-- Texto fornecido --
........

Durante o evento, o pesquisador, que atua hoje em Moçambique, na África, concedeu entrevista à Assessoria de Comunicação da SBMT, e falou sobre a saúde infantil nos países tropicais.

SBMT: Quais são as doenças mais perigosas para crianças nos países tropicais?

Dr. Quique: Infecções continuam sendo a principal causa de morbidade e mortalidade em países de baixa renda. A maioria dessas infecções que ainda matam tantas pessoas pode ser facilmente prevenida, bem como existem ferramentas que podem as prevenir. Por exemplo, doenças bacterianas (pneumonia, meningite, etc.) associadas a infecções por streptococcus pneumoniae e Haemophilus influenzae tipo B tem sido tradicionalmente a primeira causa de morte, apesar de a grande implementação de eficazes vacinas conjugadas durante a infância ter fortemente diminuído as mazelas. A malária ainda causa um número significativo de mortes (438.000 em 2015) nos países de baixa renda nos quais ela ainda é endêmica, sendo a maioria das vítimas, crianças. Apesar da rápida diminuição da incidência e de mortes associadas a malária na última década, os números ainda são inadmissíveis. Convém dizer que, doenças do período neonatal, incluindo complicações por nascimentos prematuros, asfixia perinatal e sepse neonatal, agora ocupam o nicho deixado por outras infecções como maiores causas de mortalidade infantil.

........

-- Listagem fornecida --
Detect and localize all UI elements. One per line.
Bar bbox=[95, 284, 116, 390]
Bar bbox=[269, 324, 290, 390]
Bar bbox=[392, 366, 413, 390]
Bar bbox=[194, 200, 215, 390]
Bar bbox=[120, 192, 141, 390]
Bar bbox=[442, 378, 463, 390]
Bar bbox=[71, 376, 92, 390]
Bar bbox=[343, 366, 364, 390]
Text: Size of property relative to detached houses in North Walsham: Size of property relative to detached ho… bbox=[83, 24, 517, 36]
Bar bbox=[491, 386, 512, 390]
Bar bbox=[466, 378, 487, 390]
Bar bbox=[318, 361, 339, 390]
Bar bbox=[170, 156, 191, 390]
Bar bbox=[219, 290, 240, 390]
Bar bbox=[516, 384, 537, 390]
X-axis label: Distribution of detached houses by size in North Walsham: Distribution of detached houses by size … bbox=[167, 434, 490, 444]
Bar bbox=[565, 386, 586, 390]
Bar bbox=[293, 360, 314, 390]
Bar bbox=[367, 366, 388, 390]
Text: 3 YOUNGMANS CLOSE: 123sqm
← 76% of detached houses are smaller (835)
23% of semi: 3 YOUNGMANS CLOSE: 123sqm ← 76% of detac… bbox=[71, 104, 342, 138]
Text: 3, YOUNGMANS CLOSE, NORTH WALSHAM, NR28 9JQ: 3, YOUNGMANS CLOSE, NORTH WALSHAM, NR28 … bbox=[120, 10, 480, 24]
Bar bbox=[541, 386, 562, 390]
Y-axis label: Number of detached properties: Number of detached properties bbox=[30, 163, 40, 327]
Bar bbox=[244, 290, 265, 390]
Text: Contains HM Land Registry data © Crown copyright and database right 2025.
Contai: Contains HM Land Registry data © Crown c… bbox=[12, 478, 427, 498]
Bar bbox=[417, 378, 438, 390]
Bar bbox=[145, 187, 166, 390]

........

-- O que fazer --
1 – Liste as doenças do período neonatal que a entrevista sobre saúde infantil cita.
2 – Reescreva em forma de lista, por favor, o parágrafo da entrevista sobre saúde infantil que começa com "Dr. Quique: Infecções continuam", mantendo os fatos principais.

-- Resultados esperados --
1 –
- complicações por nascimentos prematuros
- asfixia perinatal
- sepse neonatal

2 –
- Nos países de baixa renda, as infecções continuam sendo a principal causa de morbidade e mortalidade. A maioria delas pode ser facilmente prevenida, e existem ferramentas para isso.
- As doenças bacterianas (pneumonia, meningite etc.) associadas a streptococcus pneumoniae e Haemophilus influenzae tipo B têm sido tradicionalmente a primeira causa de morte. A ampla aplicação de vacinas conjugadas na infância reduziu fortemente esses males.
- A malária ainda causa muitas mortes nos países de baixa renda onde é endêmica (438.000 em 2015), e a maioria das vítimas são crianças. A incidência e as mortes caíram rapidamente na última década, mas os números ainda são inadmissíveis.
- As doenças do período neonatal agora ocupam o nicho deixado por outras infecções como maiores causas de mortalidade infantil. Entre elas estão as complicações por nascimentos prematuros, a asfixia perinatal e a sepse neonatal.